## start
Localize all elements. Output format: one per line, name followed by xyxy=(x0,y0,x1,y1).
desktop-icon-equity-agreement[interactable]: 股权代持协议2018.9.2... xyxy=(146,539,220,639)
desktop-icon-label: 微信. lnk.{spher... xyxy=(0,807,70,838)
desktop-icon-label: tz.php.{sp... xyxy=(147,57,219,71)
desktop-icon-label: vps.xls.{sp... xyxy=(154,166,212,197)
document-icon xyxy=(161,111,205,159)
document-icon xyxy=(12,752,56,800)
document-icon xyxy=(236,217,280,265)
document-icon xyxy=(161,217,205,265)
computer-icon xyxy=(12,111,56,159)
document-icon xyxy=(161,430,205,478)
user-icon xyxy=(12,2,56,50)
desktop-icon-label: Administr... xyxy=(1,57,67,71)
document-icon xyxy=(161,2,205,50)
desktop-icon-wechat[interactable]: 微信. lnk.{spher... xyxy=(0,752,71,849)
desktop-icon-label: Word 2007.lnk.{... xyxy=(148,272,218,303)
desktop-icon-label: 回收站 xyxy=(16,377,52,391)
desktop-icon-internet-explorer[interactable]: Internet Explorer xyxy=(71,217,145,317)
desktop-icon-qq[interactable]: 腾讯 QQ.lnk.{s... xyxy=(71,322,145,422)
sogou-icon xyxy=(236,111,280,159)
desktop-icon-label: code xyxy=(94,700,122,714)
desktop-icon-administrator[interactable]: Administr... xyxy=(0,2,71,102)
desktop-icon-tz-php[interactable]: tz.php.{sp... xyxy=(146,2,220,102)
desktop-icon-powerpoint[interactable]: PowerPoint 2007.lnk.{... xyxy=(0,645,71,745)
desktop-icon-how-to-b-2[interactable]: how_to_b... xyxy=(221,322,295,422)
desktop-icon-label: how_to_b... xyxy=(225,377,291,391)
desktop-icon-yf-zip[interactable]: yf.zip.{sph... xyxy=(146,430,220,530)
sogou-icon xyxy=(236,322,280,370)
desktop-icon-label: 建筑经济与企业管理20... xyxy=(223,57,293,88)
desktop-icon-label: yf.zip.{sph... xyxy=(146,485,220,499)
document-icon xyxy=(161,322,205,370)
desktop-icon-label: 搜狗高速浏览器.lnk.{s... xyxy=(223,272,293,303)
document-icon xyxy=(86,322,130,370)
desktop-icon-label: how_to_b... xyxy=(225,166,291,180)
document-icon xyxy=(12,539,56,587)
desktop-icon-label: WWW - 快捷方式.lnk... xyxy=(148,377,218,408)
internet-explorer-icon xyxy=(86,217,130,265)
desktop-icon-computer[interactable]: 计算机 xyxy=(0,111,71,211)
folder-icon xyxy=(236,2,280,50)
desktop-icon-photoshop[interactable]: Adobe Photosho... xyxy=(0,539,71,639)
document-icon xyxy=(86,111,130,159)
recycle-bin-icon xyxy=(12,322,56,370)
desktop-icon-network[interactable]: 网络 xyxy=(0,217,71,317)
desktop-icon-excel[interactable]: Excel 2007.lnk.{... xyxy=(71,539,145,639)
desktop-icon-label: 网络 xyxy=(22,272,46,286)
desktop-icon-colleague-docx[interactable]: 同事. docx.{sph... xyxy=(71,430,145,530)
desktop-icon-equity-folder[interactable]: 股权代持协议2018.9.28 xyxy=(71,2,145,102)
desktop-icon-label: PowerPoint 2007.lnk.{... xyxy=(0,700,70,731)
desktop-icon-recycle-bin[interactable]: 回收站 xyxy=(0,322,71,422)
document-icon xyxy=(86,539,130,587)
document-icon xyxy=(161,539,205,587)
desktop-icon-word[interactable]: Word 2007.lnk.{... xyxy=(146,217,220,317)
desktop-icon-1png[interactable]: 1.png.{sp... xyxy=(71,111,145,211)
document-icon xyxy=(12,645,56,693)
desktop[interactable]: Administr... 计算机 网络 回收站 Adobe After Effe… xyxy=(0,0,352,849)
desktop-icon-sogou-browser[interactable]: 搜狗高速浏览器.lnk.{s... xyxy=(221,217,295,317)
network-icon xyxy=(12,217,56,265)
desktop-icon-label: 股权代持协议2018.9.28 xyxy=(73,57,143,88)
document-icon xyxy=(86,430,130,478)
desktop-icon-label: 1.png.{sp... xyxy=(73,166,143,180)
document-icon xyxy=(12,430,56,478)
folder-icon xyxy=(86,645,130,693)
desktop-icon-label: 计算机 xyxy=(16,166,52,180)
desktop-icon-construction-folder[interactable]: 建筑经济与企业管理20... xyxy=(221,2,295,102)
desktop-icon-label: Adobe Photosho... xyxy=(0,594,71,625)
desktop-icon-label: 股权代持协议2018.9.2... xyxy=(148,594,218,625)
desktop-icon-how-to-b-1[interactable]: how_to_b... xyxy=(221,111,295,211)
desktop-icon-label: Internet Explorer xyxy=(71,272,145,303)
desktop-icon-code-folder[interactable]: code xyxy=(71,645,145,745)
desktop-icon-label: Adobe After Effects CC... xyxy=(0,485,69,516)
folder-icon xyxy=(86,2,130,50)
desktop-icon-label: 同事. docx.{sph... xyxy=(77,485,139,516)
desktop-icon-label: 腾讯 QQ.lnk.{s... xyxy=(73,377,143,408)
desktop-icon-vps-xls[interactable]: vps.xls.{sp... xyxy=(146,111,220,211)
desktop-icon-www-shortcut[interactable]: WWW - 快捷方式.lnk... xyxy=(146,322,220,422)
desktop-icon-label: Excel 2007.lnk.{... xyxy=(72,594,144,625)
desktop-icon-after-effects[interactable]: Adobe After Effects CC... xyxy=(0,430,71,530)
## end
**THE TASK**:
Rewrite the records as a numbered list, starting with the first line and ending with the line that contains "user-icon xyxy=(12,2,56,50)", both included. Leave out any blank lines.

**FULL OUTPUT**:
1. Localize all elements. Output format: one per line, name followed by xyxy=(x0,y0,x1,y1).
2. desktop-icon-equity-agreement[interactable]: 股权代持协议2018.9.2... xyxy=(146,539,220,639)
3. desktop-icon-label: 微信. lnk.{spher... xyxy=(0,807,70,838)
4. desktop-icon-label: tz.php.{sp... xyxy=(147,57,219,71)
5. desktop-icon-label: vps.xls.{sp... xyxy=(154,166,212,197)
6. document-icon xyxy=(161,111,205,159)
7. document-icon xyxy=(12,752,56,800)
8. document-icon xyxy=(236,217,280,265)
9. document-icon xyxy=(161,217,205,265)
10. computer-icon xyxy=(12,111,56,159)
11. document-icon xyxy=(161,430,205,478)
12. user-icon xyxy=(12,2,56,50)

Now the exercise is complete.